┌─ Provided passage

What type of corrosion do you have now?

What's the pipe made of, what's the product and phase gas, liquids or both, what are the impurities (of corrosion contributing substances & concentrations) and whats the temperature?


BP's case is an unregulated gathering system pipeline. They don't have to do anything except stop spilling the stuff... well, so far they don't have to do anything else. I expect that'll change.

Going the Big Inch! [worm]
 
True, but their basic rationale was the the processed oil didn't corrode the pipes, hence no need for pigging and that ultrasonic survey was good enough.


TTFN



 
They're rationale is without apparent flaw, as far as the CNN crowd goes. Pure oil does not corrode pipes. Its the salt water, sulfur, co2, microbes and the rest of the crap that comes from the wells that eats them up. Not to mention that the break was in the gathering system, which by definition (and coincidently(?) also the regulation starting point) is before the treatment plant and pump station. However, even at the treating plant, they probably just dewater some and degass a little and zip... straight into TAPS.

└─

Problems and tasks
**a)** In the pipeline corrosion discussion, what kind of pipeline is BP's case said to be?
**b)** Please carry on the pipeline corrosion discussion from its final sentence.
The data after this point has no connection to the pipeline corrosion discussion.

┌─ Source data

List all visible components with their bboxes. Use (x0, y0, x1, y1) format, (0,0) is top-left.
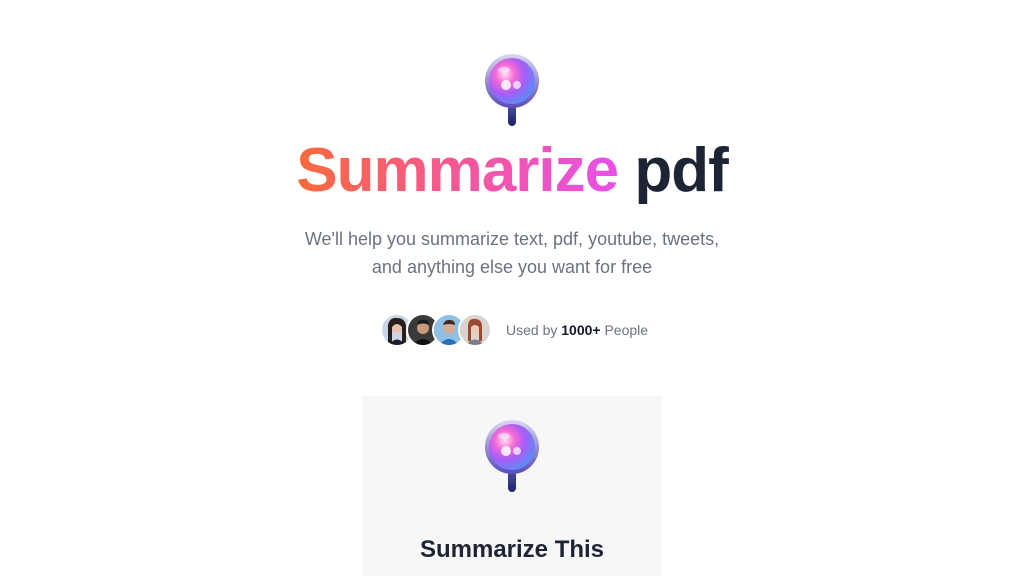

└─

Answers by task
**a)** An unregulated gathering system pipeline.

**b)**
Question: If treated and processed oil does not corrode pipes, why do they do they spend 250 million on all the inspections, internal pigging, instrument pigging, anode installations etc. on the TAPS line? Especially if the oil has been treated and processed. "Supposedly", only processed oil gets into the TAPS line anyway, no? I think they spend it on TAPS because the regs require and they do just like everybody else does in the unregulated gathering system... little if anything. Have you seen those south Texas dust devils? They're not all dust devils. When I worked in a 862 well south Texas gas gathering system with 1800 miles of pipelines (not BP), we blew up at least one pipe/week, sometimes 2 or 3. No corrosion control program was in effect at all ... before I got there, but by that time, most of the damage had already been done. I started designing and building everything to B31.8, so I didn't stay there too very long.

Going the Big Inch! [worm]
 
Well, supposedly, that's the big mystery. They've got oil that was supposed to non-corrosive, yet, they've got pipe so badly coroded that there was supposedly barely 0.06" of steel left.

Additionally, their ultrasonic external monitoring turned out to be a total debacle, hence, they went back to pigging.

TTFN



 
"Processed" oil can still contain sufficient water to cause corrosion. Just depends on the level of "processing" and the desire to shut down or institute mitigation when the "processing" goes off spec.

Steve Jones
Materials & Corrosion Engineer
 
Can we get back to the thread here? BP's corrosion issues are being discussed very well in the Corrosion Engineering Forum.

First, why are the lines "non piggable"? I've put Argus pigging valves in many previously non-piggable lines with good success for a couple of thousand dollars an inch (up to 6-inch).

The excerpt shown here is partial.